CHALLENGE:
Extract the records in full, leaving every picture out.

##### DATA TO PROCESS

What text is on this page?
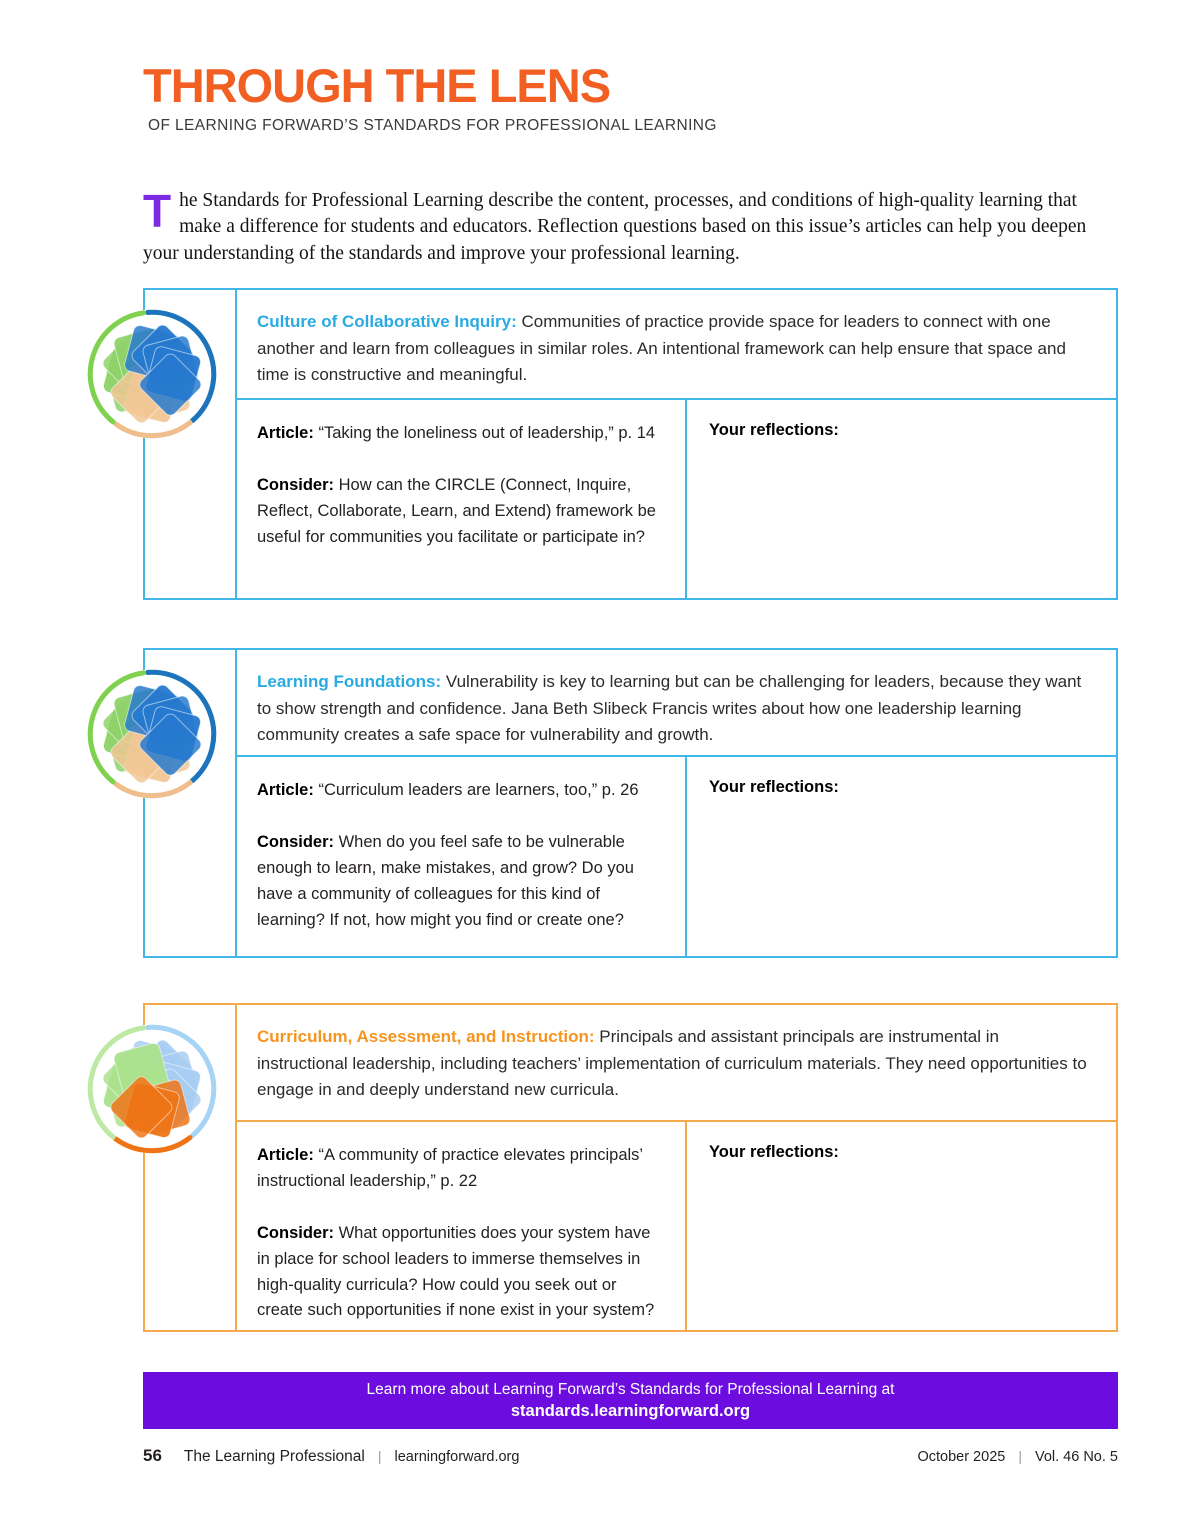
THROUGH THE LENS
OF LEARNING FORWARD’S STANDARDS FOR PROFESSIONAL LEARNING

The Standards for Professional Learning describe the content, processes, and conditions of high-quality learning that make a difference for students and educators. Reflection questions based on this issue’s articles can help you deepen your understanding of the standards and improve your professional learning.

Culture of Collaborative Inquiry: Communities of practice provide space for leaders to connect with one another and learn from colleagues in similar roles. An intentional framework can help ensure that space and time is constructive and meaningful.

Article: “Taking the loneliness out of leadership,” p. 14

Consider: How can the CIRCLE (Connect, Inquire, Reflect, Collaborate, Learn, and Extend) framework be useful for communities you facilitate or participate in?

Your reflections:
Learning Foundations: Vulnerability is key to learning but can be challenging for leaders, because they want to show strength and confidence. Jana Beth Slibeck Francis writes about how one leadership learning community creates a safe space for vulnerability and growth.

Article: “Curriculum leaders are learners, too,” p. 26

Consider: When do you feel safe to be vulnerable enough to learn, make mistakes, and grow? Do you have a community of colleagues for this kind of learning? If not, how might you find or create one?

Your reflections:
Curriculum, Assessment, and Instruction: Principals and assistant principals are instrumental in instructional leadership, including teachers’ implementation of curriculum materials. They need opportunities to engage in and deeply understand new curricula.

Article: “A community of practice elevates principals’ instructional leadership,” p. 22

Consider: What opportunities does your system have in place for school leaders to immerse themselves in high-quality curricula? How could you seek out or create such opportunities if none exist in your system?

Your reflections:
Learn more about Learning Forward’s Standards for Professional Learning at
standards.learningforward.org
56 The Learning Professional | learningforward.org	October 2025 | Vol. 46 No. 5
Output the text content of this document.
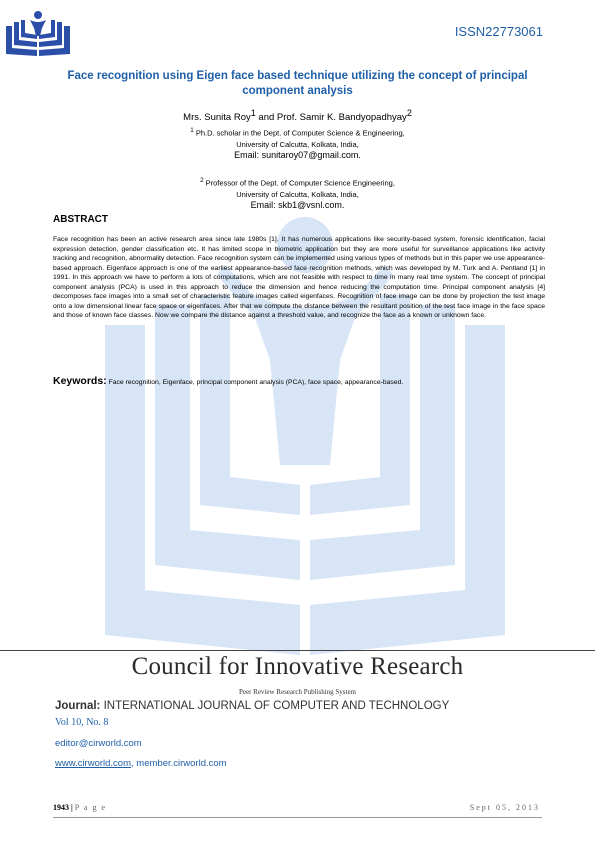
ISSN22773061
Face recognition using Eigen face based technique utilizing the concept of principal component analysis
Mrs. Sunita Roy$^1$ and Prof. Samir K. Bandyopadhyay$^2$
$^1$ Ph.D. scholar in the Dept. of Computer Science & Engineering,
University of Calcutta, Kolkata, India,
Email: sunitaroy07@gmail.com.
$^2$ Professor of the Dept. of Computer Science Engineering,
University of Calcutta, Kolkata, India,
Email: skb1@vsnl.com.
ABSTRACT
Face recognition has been an active research area since late 1980s [1]. It has numerous applications like security-based system, forensic identification, facial expression detection, gender classification etc. It has limited scope in biometric application but they are more useful for surveillance applications like activity tracking and recognition, abnormality detection. Face recognition system can be implemented using various types of methods but in this paper we use appearance-based approach. Eigenface approach is one of the earliest appearance-based face recognition methods, which was developed by M. Turk and A. Pentland [1] in 1991. In this approach we have to perform a lots of computations, which are not feasible with respect to time in many real time system. The concept of principal component analysis (PCA) is used in this approach to reduce the dimension and hence reducing the computation time. Principal component analysis [4] decomposes face images into a small set of characteristic feature images called eigenfaces. Recognition of face image can be done by projection the test image onto a low dimensional linear face space or eigenfaces. After that we compute the distance between the resultant position of the test face image in the face space and those of known face classes. Now we compare the distance against a threshold value, and recognize the face as a known or unknown face.
Keywords: Face recognition, Eigenface, principal component analysis (PCA), face space, appearance-based.
Council for Innovative Research
Peer Review Research Publishing System
Journal: INTERNATIONAL JOURNAL OF COMPUTER AND TECHNOLOGY
Vol 10, No. 8
editor@cirworld.com
www.cirworld.com, member.cirworld.com
1943 | P a g e	Sept 05, 2013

##########

SOLUTION BELOW:
What text is on this page?
THROUGH THE LENS
OF LEARNING FORWARD’S STANDARDS FOR PROFESSIONAL LEARNING

The Standards for Professional Learning describe the content, processes, and conditions of high-quality learning that make a difference for students and educators. Reflection questions based on this issue’s articles can help you deepen your understanding of the standards and improve your professional learning.

Culture of Collaborative Inquiry: Communities of practice provide space for leaders to connect with one another and learn from colleagues in similar roles. An intentional framework can help ensure that space and time is constructive and meaningful.

Article: “Taking the loneliness out of leadership,” p. 14

Consider: How can the CIRCLE (Connect, Inquire, Reflect, Collaborate, Learn, and Extend) framework be useful for communities you facilitate or participate in?

Your reflections:
Learning Foundations: Vulnerability is key to learning but can be challenging for leaders, because they want to show strength and confidence. Jana Beth Slibeck Francis writes about how one leadership learning community creates a safe space for vulnerability and growth.

Article: “Curriculum leaders are learners, too,” p. 26

Consider: When do you feel safe to be vulnerable enough to learn, make mistakes, and grow? Do you have a community of colleagues for this kind of learning? If not, how might you find or create one?

Your reflections:
Curriculum, Assessment, and Instruction: Principals and assistant principals are instrumental in instructional leadership, including teachers’ implementation of curriculum materials. They need opportunities to engage in and deeply understand new curricula.

Article: “A community of practice elevates principals’ instructional leadership,” p. 22

Consider: What opportunities does your system have in place for school leaders to immerse themselves in high-quality curricula? How could you seek out or create such opportunities if none exist in your system?

Your reflections:
Learn more about Learning Forward’s Standards for Professional Learning at
standards.learningforward.org
56 The Learning Professional | learningforward.org	October 2025 | Vol. 46 No. 5
Output the text content of this document.
ISSN22773061
Face recognition using Eigen face based technique utilizing the concept of principal component analysis
Mrs. Sunita Roy$^1$ and Prof. Samir K. Bandyopadhyay$^2$
$^1$ Ph.D. scholar in the Dept. of Computer Science & Engineering,
University of Calcutta, Kolkata, India,
Email: sunitaroy07@gmail.com.
$^2$ Professor of the Dept. of Computer Science Engineering,
University of Calcutta, Kolkata, India,
Email: skb1@vsnl.com.
ABSTRACT
Face recognition has been an active research area since late 1980s [1]. It has numerous applications like security-based system, forensic identification, facial expression detection, gender classification etc. It has limited scope in biometric application but they are more useful for surveillance applications like activity tracking and recognition, abnormality detection. Face recognition system can be implemented using various types of methods but in this paper we use appearance-based approach. Eigenface approach is one of the earliest appearance-based face recognition methods, which was developed by M. Turk and A. Pentland [1] in 1991. In this approach we have to perform a lots of computations, which are not feasible with respect to time in many real time system. The concept of principal component analysis (PCA) is used in this approach to reduce the dimension and hence reducing the computation time. Principal component analysis [4] decomposes face images into a small set of characteristic feature images called eigenfaces. Recognition of face image can be done by projection the test image onto a low dimensional linear face space or eigenfaces. After that we compute the distance between the resultant position of the test face image in the face space and those of known face classes. Now we compare the distance against a threshold value, and recognize the face as a known or unknown face.
Keywords: Face recognition, Eigenface, principal component analysis (PCA), face space, appearance-based.
Council for Innovative Research
Peer Review Research Publishing System
Journal: INTERNATIONAL JOURNAL OF COMPUTER AND TECHNOLOGY
Vol 10, No. 8
editor@cirworld.com
www.cirworld.com, member.cirworld.com
1943 | P a g e	Sept 05, 2013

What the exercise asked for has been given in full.